**DATA:**
■ ■ ■ ■ ■ ■ ■
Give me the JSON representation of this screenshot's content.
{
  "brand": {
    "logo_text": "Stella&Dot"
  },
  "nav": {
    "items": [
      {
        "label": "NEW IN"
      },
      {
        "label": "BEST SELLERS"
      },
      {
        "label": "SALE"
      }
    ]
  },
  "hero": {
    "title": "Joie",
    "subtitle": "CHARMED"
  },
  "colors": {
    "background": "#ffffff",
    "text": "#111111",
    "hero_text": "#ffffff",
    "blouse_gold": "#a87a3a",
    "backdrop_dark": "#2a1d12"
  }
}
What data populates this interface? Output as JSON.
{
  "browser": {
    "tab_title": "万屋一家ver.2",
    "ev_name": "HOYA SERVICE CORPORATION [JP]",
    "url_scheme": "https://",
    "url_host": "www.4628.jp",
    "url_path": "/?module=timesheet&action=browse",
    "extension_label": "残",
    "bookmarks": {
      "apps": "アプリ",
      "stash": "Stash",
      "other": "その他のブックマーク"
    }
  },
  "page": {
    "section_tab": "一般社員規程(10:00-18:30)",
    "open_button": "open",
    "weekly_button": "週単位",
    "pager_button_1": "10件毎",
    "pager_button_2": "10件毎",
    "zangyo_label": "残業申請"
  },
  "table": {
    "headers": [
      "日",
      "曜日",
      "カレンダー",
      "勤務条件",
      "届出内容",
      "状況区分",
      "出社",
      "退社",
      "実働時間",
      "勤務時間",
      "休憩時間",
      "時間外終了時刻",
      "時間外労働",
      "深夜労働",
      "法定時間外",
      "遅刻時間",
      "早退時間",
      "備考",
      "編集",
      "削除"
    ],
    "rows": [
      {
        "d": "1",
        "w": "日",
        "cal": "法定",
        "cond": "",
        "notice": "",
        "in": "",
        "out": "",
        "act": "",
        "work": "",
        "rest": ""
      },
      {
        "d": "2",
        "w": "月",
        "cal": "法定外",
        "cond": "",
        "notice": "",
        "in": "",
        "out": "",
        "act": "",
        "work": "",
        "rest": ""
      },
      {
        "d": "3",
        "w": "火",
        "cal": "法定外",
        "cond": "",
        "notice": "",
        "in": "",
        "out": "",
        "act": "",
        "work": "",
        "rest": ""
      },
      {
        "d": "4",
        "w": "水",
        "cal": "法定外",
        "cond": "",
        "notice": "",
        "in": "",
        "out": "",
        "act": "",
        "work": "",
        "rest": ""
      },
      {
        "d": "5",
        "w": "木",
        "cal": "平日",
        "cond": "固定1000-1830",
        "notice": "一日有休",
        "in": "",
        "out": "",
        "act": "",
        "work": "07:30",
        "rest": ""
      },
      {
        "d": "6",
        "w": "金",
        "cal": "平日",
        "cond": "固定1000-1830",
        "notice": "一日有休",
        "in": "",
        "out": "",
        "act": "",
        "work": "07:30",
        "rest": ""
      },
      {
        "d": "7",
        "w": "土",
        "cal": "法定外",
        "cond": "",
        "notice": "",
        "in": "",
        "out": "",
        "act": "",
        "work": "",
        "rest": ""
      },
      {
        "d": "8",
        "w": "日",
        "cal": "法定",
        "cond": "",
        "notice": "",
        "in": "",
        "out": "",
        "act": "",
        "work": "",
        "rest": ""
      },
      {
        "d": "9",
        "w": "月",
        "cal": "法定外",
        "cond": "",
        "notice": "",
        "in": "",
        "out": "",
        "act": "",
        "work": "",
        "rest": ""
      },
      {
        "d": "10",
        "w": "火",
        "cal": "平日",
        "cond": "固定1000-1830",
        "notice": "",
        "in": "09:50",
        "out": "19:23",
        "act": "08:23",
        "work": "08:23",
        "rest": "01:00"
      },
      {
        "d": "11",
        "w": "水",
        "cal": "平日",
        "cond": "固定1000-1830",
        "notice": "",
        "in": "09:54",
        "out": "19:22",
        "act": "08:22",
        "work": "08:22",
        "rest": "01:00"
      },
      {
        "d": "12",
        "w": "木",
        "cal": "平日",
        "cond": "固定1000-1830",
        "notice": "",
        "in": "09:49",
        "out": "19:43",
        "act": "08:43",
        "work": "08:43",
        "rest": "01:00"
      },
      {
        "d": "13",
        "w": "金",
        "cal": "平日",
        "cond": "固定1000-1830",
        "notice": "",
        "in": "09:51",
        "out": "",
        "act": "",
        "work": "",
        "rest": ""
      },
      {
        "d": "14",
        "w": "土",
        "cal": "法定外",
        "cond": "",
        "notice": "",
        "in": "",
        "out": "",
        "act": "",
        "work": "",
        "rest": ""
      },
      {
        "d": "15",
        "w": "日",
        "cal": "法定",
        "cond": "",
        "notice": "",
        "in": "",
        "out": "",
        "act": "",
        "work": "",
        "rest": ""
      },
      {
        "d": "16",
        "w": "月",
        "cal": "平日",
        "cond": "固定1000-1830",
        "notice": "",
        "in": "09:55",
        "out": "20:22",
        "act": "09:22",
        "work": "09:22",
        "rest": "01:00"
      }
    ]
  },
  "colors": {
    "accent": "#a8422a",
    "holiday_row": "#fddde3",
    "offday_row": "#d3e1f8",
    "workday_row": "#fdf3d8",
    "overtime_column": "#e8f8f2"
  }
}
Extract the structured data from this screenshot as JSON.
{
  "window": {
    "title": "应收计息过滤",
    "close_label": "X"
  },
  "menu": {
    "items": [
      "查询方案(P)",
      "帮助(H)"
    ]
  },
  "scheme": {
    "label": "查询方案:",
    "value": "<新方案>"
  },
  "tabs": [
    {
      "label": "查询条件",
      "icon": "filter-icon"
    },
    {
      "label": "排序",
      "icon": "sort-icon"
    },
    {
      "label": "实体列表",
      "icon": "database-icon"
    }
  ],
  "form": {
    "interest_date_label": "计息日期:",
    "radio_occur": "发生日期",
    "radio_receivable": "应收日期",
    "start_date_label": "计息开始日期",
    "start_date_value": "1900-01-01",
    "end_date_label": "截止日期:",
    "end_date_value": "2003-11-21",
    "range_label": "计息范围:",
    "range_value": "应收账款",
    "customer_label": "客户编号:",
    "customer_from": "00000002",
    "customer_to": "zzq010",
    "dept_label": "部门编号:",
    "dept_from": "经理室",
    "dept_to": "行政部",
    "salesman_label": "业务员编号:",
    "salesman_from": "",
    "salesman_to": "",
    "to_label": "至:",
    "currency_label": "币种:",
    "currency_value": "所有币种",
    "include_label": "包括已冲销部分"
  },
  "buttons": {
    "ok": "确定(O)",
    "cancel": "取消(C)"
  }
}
■ ■ ■ ■ ■ ■ ■
Reproduce exactly the line containing "Extract the structured" and every line after it through the end of the records above, and nothing else.

**COMPLETED EXERCISE:**
Extract the structured data from this screenshot as JSON.
{
  "window": {
    "title": "应收计息过滤",
    "close_label": "X"
  },
  "menu": {
    "items": [
      "查询方案(P)",
      "帮助(H)"
    ]
  },
  "scheme": {
    "label": "查询方案:",
    "value": "<新方案>"
  },
  "tabs": [
    {
      "label": "查询条件",
      "icon": "filter-icon"
    },
    {
      "label": "排序",
      "icon": "sort-icon"
    },
    {
      "label": "实体列表",
      "icon": "database-icon"
    }
  ],
  "form": {
    "interest_date_label": "计息日期:",
    "radio_occur": "发生日期",
    "radio_receivable": "应收日期",
    "start_date_label": "计息开始日期",
    "start_date_value": "1900-01-01",
    "end_date_label": "截止日期:",
    "end_date_value": "2003-11-21",
    "range_label": "计息范围:",
    "range_value": "应收账款",
    "customer_label": "客户编号:",
    "customer_from": "00000002",
    "customer_to": "zzq010",
    "dept_label": "部门编号:",
    "dept_from": "经理室",
    "dept_to": "行政部",
    "salesman_label": "业务员编号:",
    "salesman_from": "",
    "salesman_to": "",
    "to_label": "至:",
    "currency_label": "币种:",
    "currency_value": "所有币种",
    "include_label": "包括已冲销部分"
  },
  "buttons": {
    "ok": "确定(O)",
    "cancel": "取消(C)"
  }
}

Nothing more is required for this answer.